● **YOUR OBJECTIVE**
Omit the pictures, please, and give each record below again exactly.

== PROVIDED MATERIAL

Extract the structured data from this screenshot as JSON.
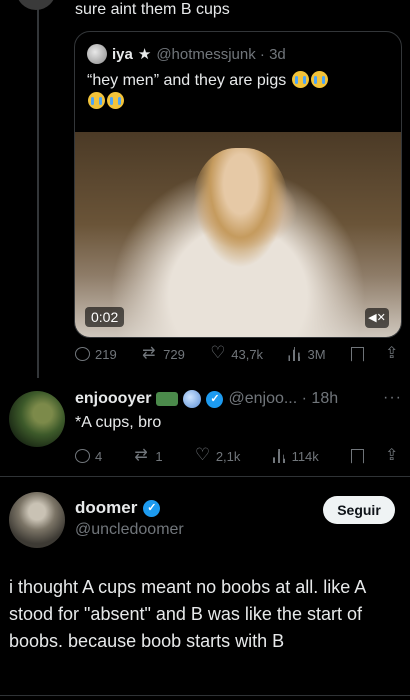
{
  "reply": {
    "text": "sure aint them B cups"
  },
  "quoted": {
    "name": "iya",
    "star": "★",
    "handle_time": "@hotmessjunk · 3d",
    "text": "“hey men” and they are pigs",
    "video_time": "0:02",
    "mute_icon": "mute-icon"
  },
  "reply_actions": {
    "replies": "219",
    "reposts": "729",
    "likes": "43,7k",
    "views": "3M"
  },
  "tweet2": {
    "name": "enjoooyer",
    "handle_time": "@enjoo... · 18h",
    "text": "*A cups, bro",
    "more": "···",
    "actions": {
      "replies": "4",
      "reposts": "1",
      "likes": "2,1k",
      "views": "114k"
    }
  },
  "tweet3": {
    "name": "doomer",
    "handle": "@uncledoomer",
    "follow_label": "Seguir",
    "text": "i thought A cups meant no boobs at all. like A stood for \"absent\" and B was like the start of boobs. because boob starts with B"
  },
  "colors": {
    "background": "#000000",
    "text": "#e7e9ea",
    "muted": "#71767b",
    "verified": "#1d9bf0"
  }
}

====

● **WRITTEN SOLUTION**
Extract the structured data from this screenshot as JSON.
{
  "reply": {
    "text": "sure aint them B cups"
  },
  "quoted": {
    "name": "iya",
    "star": "★",
    "handle_time": "@hotmessjunk · 3d",
    "text": "“hey men” and they are pigs",
    "video_time": "0:02",
    "mute_icon": "mute-icon"
  },
  "reply_actions": {
    "replies": "219",
    "reposts": "729",
    "likes": "43,7k",
    "views": "3M"
  },
  "tweet2": {
    "name": "enjoooyer",
    "handle_time": "@enjoo... · 18h",
    "text": "*A cups, bro",
    "more": "···",
    "actions": {
      "replies": "4",
      "reposts": "1",
      "likes": "2,1k",
      "views": "114k"
    }
  },
  "tweet3": {
    "name": "doomer",
    "handle": "@uncledoomer",
    "follow_label": "Seguir",
    "text": "i thought A cups meant no boobs at all. like A stood for \"absent\" and B was like the start of boobs. because boob starts with B"
  },
  "colors": {
    "background": "#000000",
    "text": "#e7e9ea",
    "muted": "#71767b",
    "verified": "#1d9bf0"
  }
}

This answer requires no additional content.